▽
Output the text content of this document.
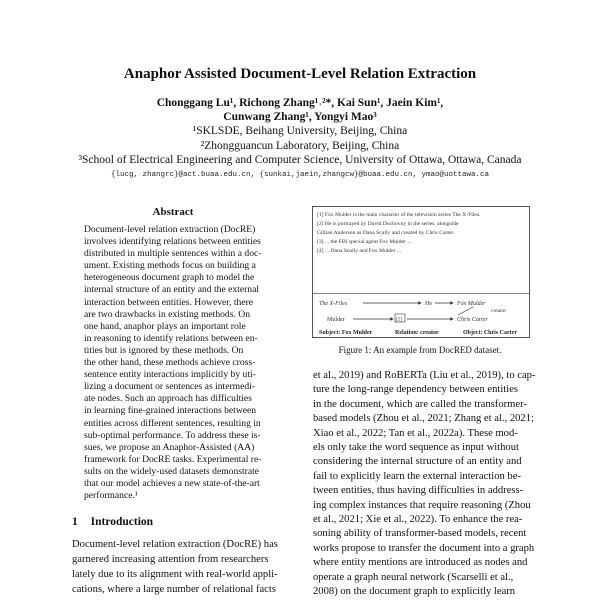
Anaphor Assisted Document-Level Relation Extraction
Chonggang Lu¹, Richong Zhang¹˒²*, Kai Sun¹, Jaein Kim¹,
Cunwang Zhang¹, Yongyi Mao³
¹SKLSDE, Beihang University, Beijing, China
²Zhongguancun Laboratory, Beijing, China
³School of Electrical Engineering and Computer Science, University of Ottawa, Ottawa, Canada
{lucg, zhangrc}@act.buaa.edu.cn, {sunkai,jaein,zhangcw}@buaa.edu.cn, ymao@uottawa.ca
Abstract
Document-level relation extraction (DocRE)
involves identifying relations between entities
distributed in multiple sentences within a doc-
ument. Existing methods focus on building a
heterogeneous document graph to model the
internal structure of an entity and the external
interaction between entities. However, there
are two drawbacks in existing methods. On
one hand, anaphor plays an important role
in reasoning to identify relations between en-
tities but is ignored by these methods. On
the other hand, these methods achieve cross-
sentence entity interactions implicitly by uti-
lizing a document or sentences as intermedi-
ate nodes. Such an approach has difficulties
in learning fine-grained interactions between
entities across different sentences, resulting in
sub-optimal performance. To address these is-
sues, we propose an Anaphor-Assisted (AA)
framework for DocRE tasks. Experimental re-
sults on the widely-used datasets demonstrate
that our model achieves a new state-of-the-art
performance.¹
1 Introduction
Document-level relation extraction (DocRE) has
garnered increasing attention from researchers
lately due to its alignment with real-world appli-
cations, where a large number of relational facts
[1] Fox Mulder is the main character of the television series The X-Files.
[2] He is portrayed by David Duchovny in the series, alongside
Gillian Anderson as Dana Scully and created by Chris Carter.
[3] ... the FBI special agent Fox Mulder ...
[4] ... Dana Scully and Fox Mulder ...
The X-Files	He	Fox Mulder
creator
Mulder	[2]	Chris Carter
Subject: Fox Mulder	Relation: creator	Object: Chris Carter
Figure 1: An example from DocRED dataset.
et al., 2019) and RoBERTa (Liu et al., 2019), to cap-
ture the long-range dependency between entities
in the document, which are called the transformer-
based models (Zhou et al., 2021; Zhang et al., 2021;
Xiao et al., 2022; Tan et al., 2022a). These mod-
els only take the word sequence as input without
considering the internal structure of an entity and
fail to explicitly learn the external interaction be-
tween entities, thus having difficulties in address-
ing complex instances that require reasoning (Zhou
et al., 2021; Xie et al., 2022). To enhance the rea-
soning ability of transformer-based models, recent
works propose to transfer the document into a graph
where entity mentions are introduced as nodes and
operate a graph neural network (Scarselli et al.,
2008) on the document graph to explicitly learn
△
▽
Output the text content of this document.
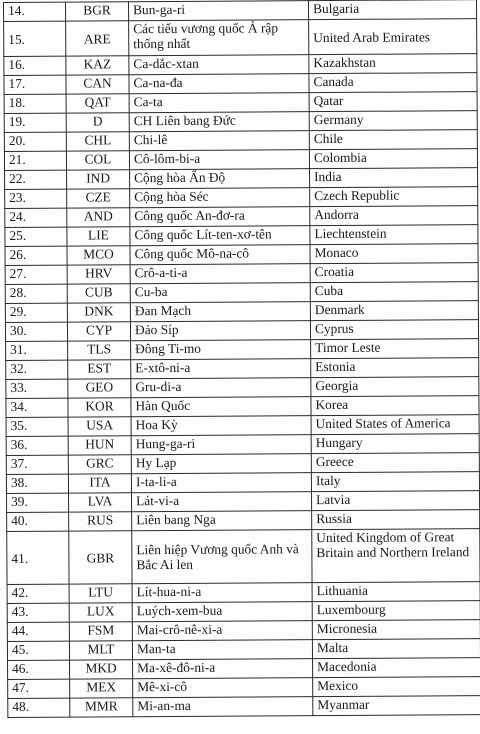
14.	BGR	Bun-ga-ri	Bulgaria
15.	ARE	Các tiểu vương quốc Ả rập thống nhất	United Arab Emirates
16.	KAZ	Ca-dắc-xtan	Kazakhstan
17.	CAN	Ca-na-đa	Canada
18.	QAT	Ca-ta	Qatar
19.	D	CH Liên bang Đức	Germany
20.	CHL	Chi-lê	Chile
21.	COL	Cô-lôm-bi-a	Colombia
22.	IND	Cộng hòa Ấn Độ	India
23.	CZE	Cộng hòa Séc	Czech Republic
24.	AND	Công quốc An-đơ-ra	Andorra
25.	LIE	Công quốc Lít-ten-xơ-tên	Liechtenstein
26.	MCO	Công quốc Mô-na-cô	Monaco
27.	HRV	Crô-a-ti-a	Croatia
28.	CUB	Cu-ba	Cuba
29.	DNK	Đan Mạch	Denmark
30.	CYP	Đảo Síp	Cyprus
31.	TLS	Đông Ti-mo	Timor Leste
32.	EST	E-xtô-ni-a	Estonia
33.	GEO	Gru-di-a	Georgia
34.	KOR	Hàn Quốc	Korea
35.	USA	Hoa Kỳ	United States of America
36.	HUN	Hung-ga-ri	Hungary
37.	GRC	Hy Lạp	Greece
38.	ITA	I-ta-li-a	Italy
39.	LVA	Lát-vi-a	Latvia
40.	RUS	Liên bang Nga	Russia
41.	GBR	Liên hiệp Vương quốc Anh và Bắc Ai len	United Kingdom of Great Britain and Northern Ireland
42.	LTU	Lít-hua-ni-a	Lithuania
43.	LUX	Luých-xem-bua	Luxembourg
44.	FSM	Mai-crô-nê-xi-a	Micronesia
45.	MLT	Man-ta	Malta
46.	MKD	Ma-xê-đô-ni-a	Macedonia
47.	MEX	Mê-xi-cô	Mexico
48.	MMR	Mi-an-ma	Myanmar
△
▽
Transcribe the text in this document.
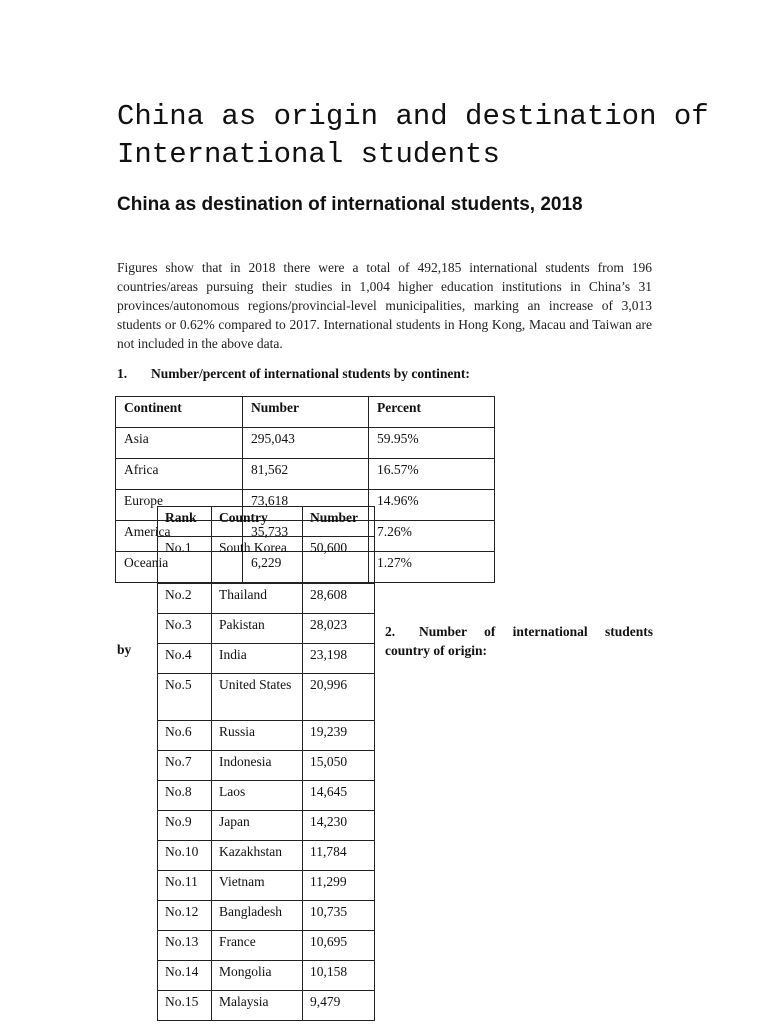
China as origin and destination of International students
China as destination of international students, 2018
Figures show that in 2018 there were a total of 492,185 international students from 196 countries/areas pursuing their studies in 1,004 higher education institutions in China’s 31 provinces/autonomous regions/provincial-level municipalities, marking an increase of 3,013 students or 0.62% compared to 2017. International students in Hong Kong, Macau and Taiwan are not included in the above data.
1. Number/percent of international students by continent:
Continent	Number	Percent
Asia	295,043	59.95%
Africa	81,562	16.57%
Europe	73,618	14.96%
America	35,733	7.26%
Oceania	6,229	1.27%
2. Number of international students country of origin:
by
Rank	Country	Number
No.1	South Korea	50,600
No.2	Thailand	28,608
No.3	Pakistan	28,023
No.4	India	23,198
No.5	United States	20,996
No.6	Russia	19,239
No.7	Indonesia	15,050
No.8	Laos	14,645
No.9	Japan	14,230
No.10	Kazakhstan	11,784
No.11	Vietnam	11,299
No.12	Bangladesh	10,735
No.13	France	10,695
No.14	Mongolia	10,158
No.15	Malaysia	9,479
△
▶ **Your objective**
Say only how many lines in the records carry the word "United".

▶ **Expected answer**
4